* **Requirements**: Set the listing down unchanged, minus every embedded image.

* **Task material**:
--
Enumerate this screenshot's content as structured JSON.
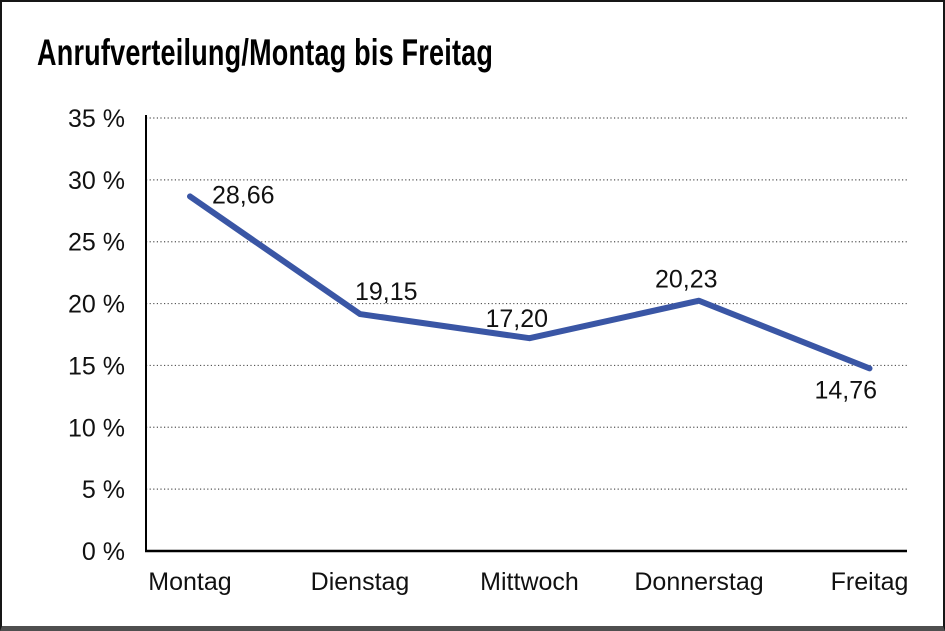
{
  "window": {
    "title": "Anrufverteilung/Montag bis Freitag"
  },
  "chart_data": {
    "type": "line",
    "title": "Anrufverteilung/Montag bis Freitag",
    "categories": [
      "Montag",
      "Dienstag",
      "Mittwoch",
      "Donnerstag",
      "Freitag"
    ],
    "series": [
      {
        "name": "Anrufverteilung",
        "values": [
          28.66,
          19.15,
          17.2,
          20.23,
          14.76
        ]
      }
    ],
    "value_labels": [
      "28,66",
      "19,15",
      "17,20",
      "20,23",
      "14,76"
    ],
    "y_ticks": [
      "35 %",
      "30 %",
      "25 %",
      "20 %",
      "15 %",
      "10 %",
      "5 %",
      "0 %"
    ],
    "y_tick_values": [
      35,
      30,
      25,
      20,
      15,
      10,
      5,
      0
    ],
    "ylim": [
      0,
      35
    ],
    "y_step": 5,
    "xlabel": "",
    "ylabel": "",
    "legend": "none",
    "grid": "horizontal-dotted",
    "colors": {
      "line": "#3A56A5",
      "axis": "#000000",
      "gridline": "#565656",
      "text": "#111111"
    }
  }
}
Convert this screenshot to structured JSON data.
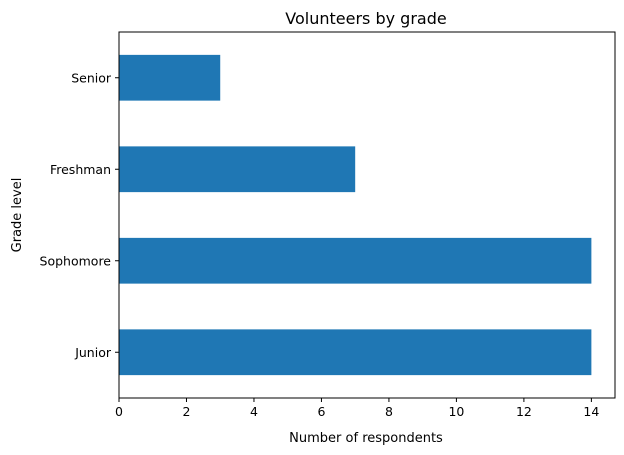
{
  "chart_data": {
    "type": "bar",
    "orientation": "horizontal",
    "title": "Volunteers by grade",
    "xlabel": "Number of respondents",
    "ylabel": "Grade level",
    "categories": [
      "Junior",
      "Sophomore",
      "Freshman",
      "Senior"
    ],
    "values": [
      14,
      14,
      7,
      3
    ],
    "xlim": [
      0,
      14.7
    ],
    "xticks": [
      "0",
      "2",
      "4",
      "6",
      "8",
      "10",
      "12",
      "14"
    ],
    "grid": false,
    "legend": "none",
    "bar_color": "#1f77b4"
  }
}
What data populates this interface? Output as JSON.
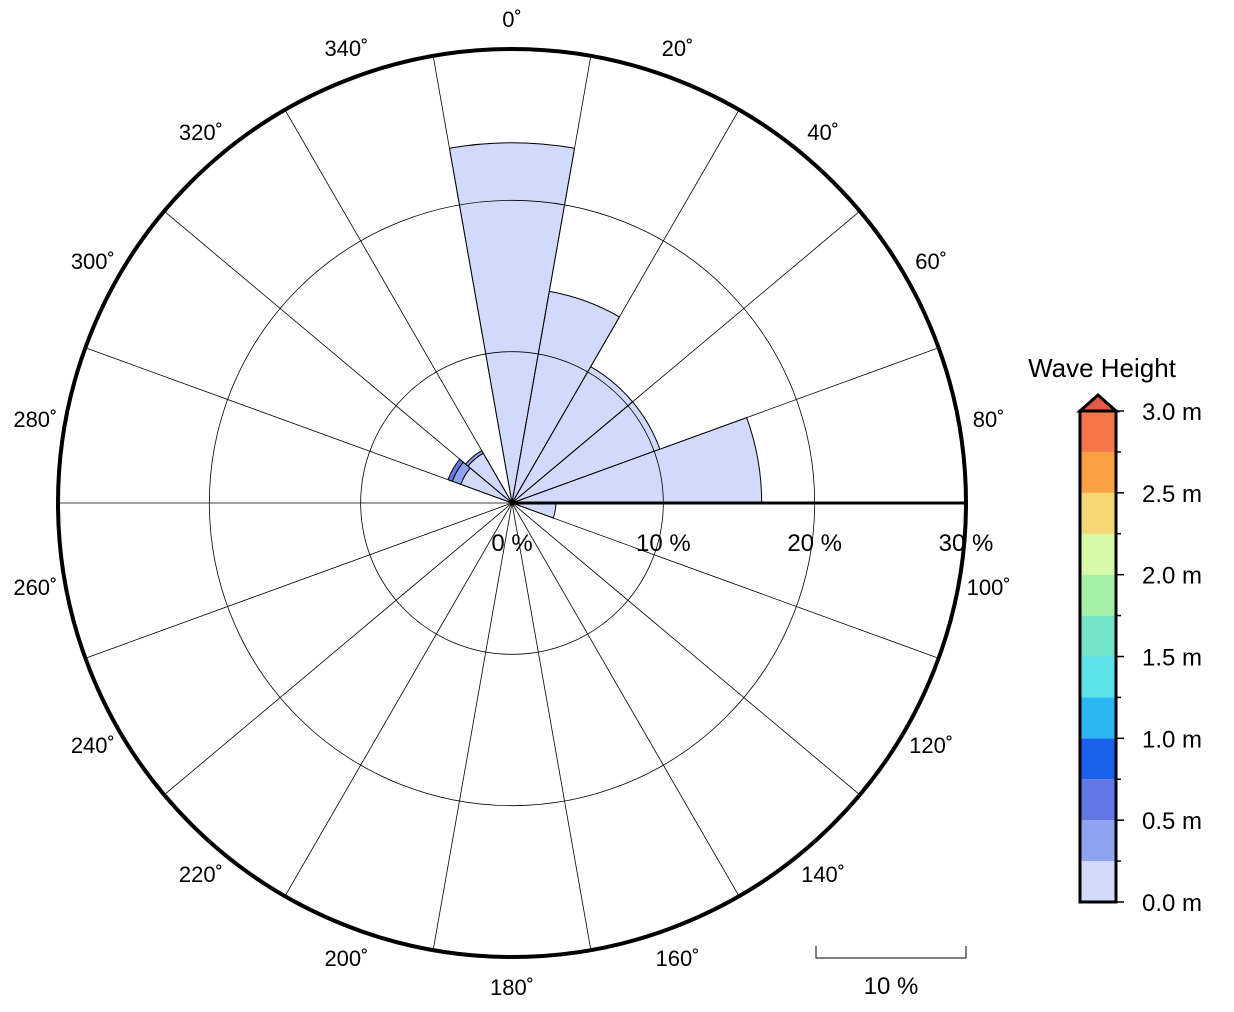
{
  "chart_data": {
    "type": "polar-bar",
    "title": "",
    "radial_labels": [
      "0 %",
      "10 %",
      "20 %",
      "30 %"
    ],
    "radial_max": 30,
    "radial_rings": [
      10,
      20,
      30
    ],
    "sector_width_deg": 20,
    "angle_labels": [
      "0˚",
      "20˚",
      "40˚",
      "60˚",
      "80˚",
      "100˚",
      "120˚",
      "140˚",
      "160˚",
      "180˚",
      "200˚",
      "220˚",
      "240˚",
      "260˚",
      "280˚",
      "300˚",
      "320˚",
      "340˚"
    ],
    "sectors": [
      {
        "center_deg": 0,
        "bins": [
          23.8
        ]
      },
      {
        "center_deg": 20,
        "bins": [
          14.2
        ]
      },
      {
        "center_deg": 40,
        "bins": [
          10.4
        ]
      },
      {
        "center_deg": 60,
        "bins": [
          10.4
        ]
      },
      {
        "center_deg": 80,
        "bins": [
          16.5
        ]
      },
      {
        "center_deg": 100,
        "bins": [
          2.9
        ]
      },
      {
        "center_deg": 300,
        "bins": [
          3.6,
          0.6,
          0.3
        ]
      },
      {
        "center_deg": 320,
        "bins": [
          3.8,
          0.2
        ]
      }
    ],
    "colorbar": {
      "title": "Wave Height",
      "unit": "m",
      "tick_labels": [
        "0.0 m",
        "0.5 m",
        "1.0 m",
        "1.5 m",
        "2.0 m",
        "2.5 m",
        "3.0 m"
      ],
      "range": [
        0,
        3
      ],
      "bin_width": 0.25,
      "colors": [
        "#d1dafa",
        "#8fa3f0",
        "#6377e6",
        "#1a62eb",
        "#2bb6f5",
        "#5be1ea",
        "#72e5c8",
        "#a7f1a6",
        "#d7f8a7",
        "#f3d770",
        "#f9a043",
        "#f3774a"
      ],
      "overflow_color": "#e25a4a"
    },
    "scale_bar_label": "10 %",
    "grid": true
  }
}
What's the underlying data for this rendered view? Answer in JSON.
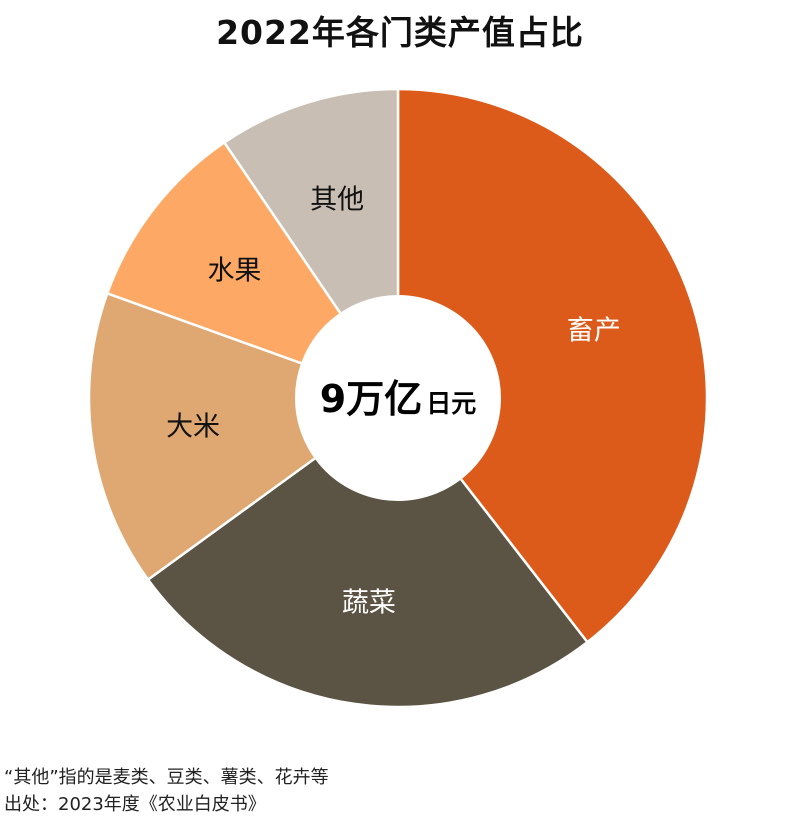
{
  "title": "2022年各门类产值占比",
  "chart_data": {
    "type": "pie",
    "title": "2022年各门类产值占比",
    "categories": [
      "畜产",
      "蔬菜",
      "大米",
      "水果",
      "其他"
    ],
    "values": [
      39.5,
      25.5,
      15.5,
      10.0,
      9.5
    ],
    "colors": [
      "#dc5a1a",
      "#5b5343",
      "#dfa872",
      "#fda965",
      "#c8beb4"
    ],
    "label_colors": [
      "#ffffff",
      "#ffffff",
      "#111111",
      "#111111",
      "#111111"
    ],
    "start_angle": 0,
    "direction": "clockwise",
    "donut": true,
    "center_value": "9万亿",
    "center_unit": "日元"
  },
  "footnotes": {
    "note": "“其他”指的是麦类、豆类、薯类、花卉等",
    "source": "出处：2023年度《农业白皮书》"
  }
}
--
* **Finished answer**:
Enumerate this screenshot's content as structured JSON.
{
  "window": {
    "title": "Anrufverteilung/Montag bis Freitag"
  },
  "chart_data": {
    "type": "line",
    "title": "Anrufverteilung/Montag bis Freitag",
    "categories": [
      "Montag",
      "Dienstag",
      "Mittwoch",
      "Donnerstag",
      "Freitag"
    ],
    "series": [
      {
        "name": "Anrufverteilung",
        "values": [
          28.66,
          19.15,
          17.2,
          20.23,
          14.76
        ]
      }
    ],
    "value_labels": [
      "28,66",
      "19,15",
      "17,20",
      "20,23",
      "14,76"
    ],
    "y_ticks": [
      "35 %",
      "30 %",
      "25 %",
      "20 %",
      "15 %",
      "10 %",
      "5 %",
      "0 %"
    ],
    "y_tick_values": [
      35,
      30,
      25,
      20,
      15,
      10,
      5,
      0
    ],
    "ylim": [
      0,
      35
    ],
    "y_step": 5,
    "xlabel": "",
    "ylabel": "",
    "legend": "none",
    "grid": "horizontal-dotted",
    "colors": {
      "line": "#3A56A5",
      "axis": "#000000",
      "gridline": "#565656",
      "text": "#111111"
    }
  }
}
Convert this screenshot to structured JSON data.
{
  "chart_data": {
    "type": "bar",
    "orientation": "horizontal",
    "title": "Volunteers by grade",
    "xlabel": "Number of respondents",
    "ylabel": "Grade level",
    "categories": [
      "Junior",
      "Sophomore",
      "Freshman",
      "Senior"
    ],
    "values": [
      14,
      14,
      7,
      3
    ],
    "xlim": [
      0,
      14.7
    ],
    "xticks": [
      "0",
      "2",
      "4",
      "6",
      "8",
      "10",
      "12",
      "14"
    ],
    "grid": false,
    "legend": "none",
    "bar_color": "#1f77b4"
  }
}
What data populates this interface? Output as JSON.
{
  "chart_data": {
    "type": "polar-bar",
    "title": "",
    "radial_labels": [
      "0 %",
      "10 %",
      "20 %",
      "30 %"
    ],
    "radial_max": 30,
    "radial_rings": [
      10,
      20,
      30
    ],
    "sector_width_deg": 20,
    "angle_labels": [
      "0˚",
      "20˚",
      "40˚",
      "60˚",
      "80˚",
      "100˚",
      "120˚",
      "140˚",
      "160˚",
      "180˚",
      "200˚",
      "220˚",
      "240˚",
      "260˚",
      "280˚",
      "300˚",
      "320˚",
      "340˚"
    ],
    "sectors": [
      {
        "center_deg": 0,
        "bins": [
          23.8
        ]
      },
      {
        "center_deg": 20,
        "bins": [
          14.2
        ]
      },
      {
        "center_deg": 40,
        "bins": [
          10.4
        ]
      },
      {
        "center_deg": 60,
        "bins": [
          10.4
        ]
      },
      {
        "center_deg": 80,
        "bins": [
          16.5
        ]
      },
      {
        "center_deg": 100,
        "bins": [
          2.9
        ]
      },
      {
        "center_deg": 300,
        "bins": [
          3.6,
          0.6,
          0.3
        ]
      },
      {
        "center_deg": 320,
        "bins": [
          3.8,
          0.2
        ]
      }
    ],
    "colorbar": {
      "title": "Wave Height",
      "unit": "m",
      "tick_labels": [
        "0.0 m",
        "0.5 m",
        "1.0 m",
        "1.5 m",
        "2.0 m",
        "2.5 m",
        "3.0 m"
      ],
      "range": [
        0,
        3
      ],
      "bin_width": 0.25,
      "colors": [
        "#d1dafa",
        "#8fa3f0",
        "#6377e6",
        "#1a62eb",
        "#2bb6f5",
        "#5be1ea",
        "#72e5c8",
        "#a7f1a6",
        "#d7f8a7",
        "#f3d770",
        "#f9a043",
        "#f3774a"
      ],
      "overflow_color": "#e25a4a"
    },
    "scale_bar_label": "10 %",
    "grid": true
  }
}
What's the underlying data for this rendered view? Answer in JSON.
{
  "title": "2022年各门类产值占比",
  "chart_data": {
    "type": "pie",
    "title": "2022年各门类产值占比",
    "categories": [
      "畜产",
      "蔬菜",
      "大米",
      "水果",
      "其他"
    ],
    "values": [
      39.5,
      25.5,
      15.5,
      10.0,
      9.5
    ],
    "colors": [
      "#dc5a1a",
      "#5b5343",
      "#dfa872",
      "#fda965",
      "#c8beb4"
    ],
    "label_colors": [
      "#ffffff",
      "#ffffff",
      "#111111",
      "#111111",
      "#111111"
    ],
    "start_angle": 0,
    "direction": "clockwise",
    "donut": true,
    "center_value": "9万亿",
    "center_unit": "日元"
  },
  "footnotes": {
    "note": "“其他”指的是麦类、豆类、薯类、花卉等",
    "source": "出处：2023年度《农业白皮书》"
  }
}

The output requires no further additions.